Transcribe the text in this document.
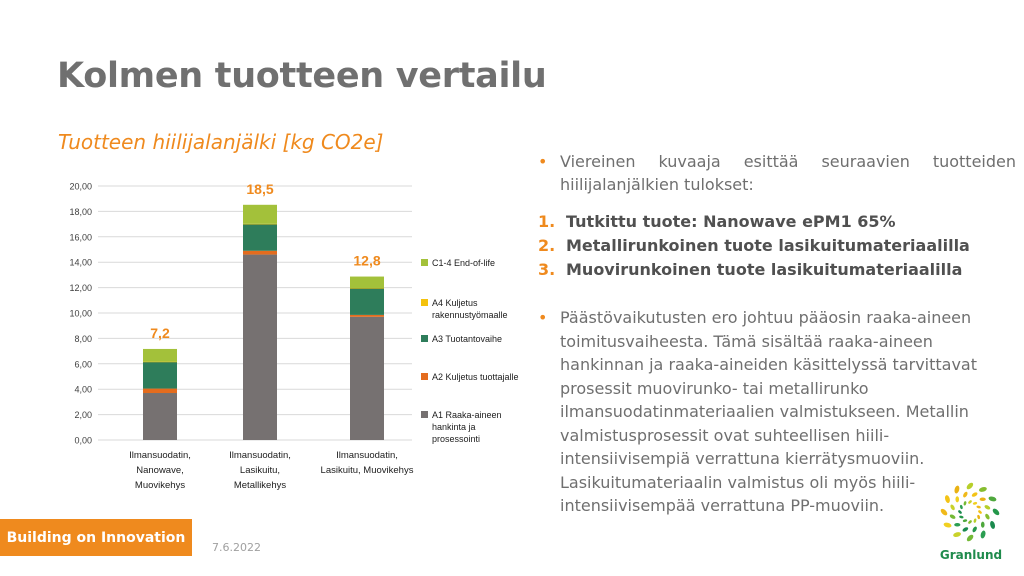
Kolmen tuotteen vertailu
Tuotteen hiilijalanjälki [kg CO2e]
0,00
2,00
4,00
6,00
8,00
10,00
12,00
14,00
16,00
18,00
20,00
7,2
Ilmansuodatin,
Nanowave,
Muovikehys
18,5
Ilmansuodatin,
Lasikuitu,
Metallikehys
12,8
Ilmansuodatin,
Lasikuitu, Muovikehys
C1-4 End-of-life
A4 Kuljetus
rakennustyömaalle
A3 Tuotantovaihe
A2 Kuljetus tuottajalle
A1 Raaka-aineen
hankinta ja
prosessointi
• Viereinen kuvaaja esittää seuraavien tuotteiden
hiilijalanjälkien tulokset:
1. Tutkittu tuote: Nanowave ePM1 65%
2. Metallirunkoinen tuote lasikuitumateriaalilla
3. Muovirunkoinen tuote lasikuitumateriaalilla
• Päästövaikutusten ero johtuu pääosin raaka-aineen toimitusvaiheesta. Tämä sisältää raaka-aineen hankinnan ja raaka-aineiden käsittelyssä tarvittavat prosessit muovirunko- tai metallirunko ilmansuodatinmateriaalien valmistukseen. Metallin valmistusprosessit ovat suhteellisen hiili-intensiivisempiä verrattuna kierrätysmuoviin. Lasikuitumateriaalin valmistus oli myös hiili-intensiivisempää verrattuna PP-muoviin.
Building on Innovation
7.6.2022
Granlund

---

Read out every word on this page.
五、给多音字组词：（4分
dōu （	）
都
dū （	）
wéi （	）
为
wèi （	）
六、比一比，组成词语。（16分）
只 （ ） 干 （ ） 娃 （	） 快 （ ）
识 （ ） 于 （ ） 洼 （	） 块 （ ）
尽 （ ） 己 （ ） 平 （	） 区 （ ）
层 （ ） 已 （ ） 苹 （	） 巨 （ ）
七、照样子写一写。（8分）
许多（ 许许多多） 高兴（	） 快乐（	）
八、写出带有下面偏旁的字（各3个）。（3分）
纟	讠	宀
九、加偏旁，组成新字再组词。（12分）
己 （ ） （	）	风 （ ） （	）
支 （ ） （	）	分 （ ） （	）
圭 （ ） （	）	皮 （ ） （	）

TO DO —
Look through the listing above. Pick out each line with "Kuljetus" and copy it.

EXERCISE RESULT —
A4 Kuljetus
A2 Kuljetus tuottajalle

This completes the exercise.